───── Provided material
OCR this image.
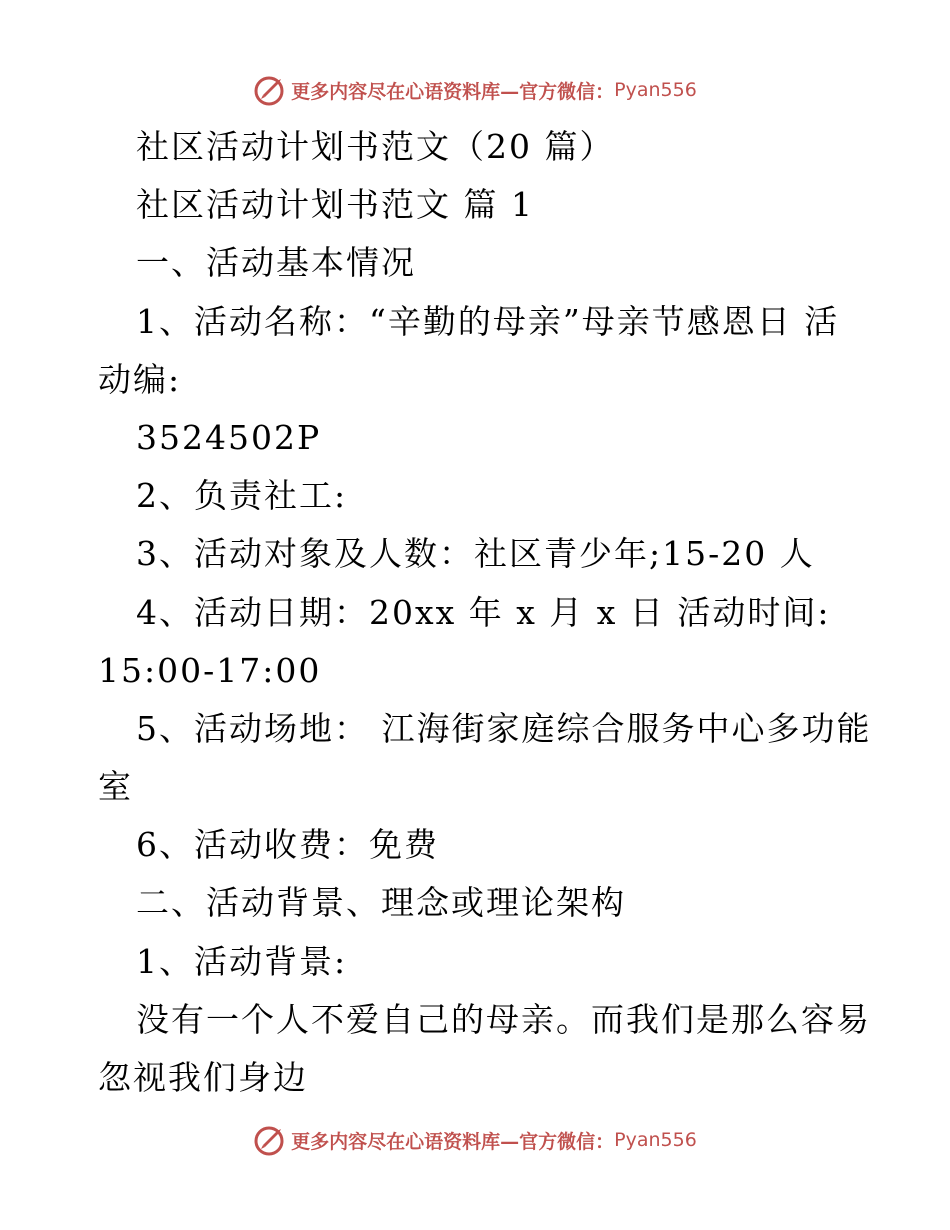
更多内容尽在心语资料库—官方微信： Pyan556
社区活动计划书范文（20 篇）
社区活动计划书范文 篇 1
一、活动基本情况
1、活动名称：“辛勤的母亲”母亲节感恩日 活
动编:
3524502P
2、负责社工:
3、活动对象及人数：社区青少年;15-20 人
4、活动日期：20xx 年 x 月 x 日 活动时间:
15:00-17:00
5、活动场地： 江海街家庭综合服务中心多功能
室
6、活动收费：免费
二、活动背景、理念或理论架构
1、活动背景:
没有一个人不爱自己的母亲。而我们是那么容易
忽视我们身边
更多内容尽在心语资料库—官方微信： Pyan556
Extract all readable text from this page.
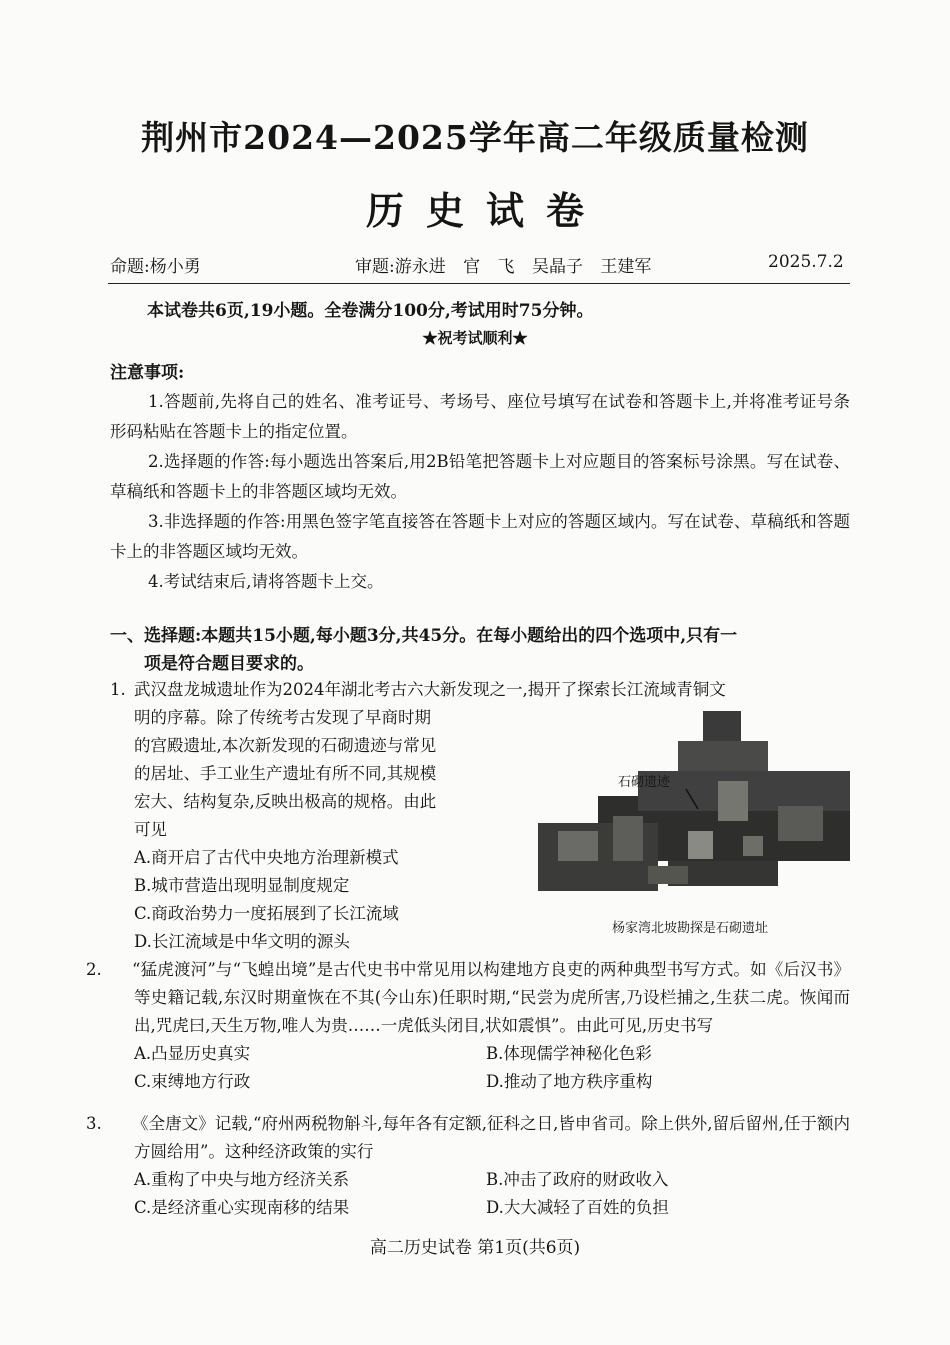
荆州市2024—2025学年高二年级质量检测
历史试卷
命题:杨小勇	审题:游永进 官 飞 吴晶子 王建军	2025.7.2
本试卷共6页,19小题。全卷满分100分,考试用时75分钟。
★祝考试顺利★
注意事项:

1.答题前,先将自己的姓名、准考证号、考场号、座位号填写在试卷和答题卡上,并将准考证号条形码粘贴在答题卡上的指定位置。

2.选择题的作答:每小题选出答案后,用2B铅笔把答题卡上对应题目的答案标号涂黑。写在试卷、草稿纸和答题卡上的非答题区域均无效。

3.非选择题的作答:用黑色签字笔直接答在答题卡上对应的答题区域内。写在试卷、草稿纸和答题卡上的非答题区域均无效。

4.考试结束后,请将答题卡上交。

一、选择题:本题共15小题,每小题3分,共45分。在每小题给出的四个选项中,只有一
项是符合题目要求的。
1. 武汉盘龙城遗址作为2024年湖北考古六大新发现之一,揭开了探索长江流域青铜文
明的序幕。除了传统考古发现了早商时期
的宫殿遗址,本次新发现的石砌遗迹与常见
的居址、手工业生产遗址有所不同,其规模
宏大、结构复杂,反映出极高的规格。由此
可见
A.商开启了古代中央地方治理新模式
B.城市营造出现明显制度规定
C.商政治势力一度拓展到了长江流域
D.长江流域是中华文明的源头
石砌遗迹
杨家湾北坡勘探是石砌遗址
2. “猛虎渡河”与“飞蝗出境”是古代史书中常见用以构建地方良吏的两种典型书写方式。如《后汉书》等史籍记载,东汉时期童恢在不其(今山东)任职时期,“民尝为虎所害,乃设栏捕之,生获二虎。恢闻而出,咒虎曰,天生万物,唯人为贵……一虎低头闭目,状如震惧”。由此可见,历史书写
A.凸显历史真实	B.体现儒学神秘化色彩
C.束缚地方行政	D.推动了地方秩序重构
3. 《全唐文》记载,“府州两税物斛斗,每年各有定额,征科之日,皆申省司。除上供外,留后留州,任于额内方圆给用”。这种经济政策的实行
A.重构了中央与地方经济关系	B.冲击了政府的财政收入
C.是经济重心实现南移的结果	D.大大减轻了百姓的负担
高二历史试卷 第1页(共6页)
──────────
## What you have to do
Copy out each line of the records where the string "this" appears.

## Problem solution
OCR this image.
Extract all readable text from this page.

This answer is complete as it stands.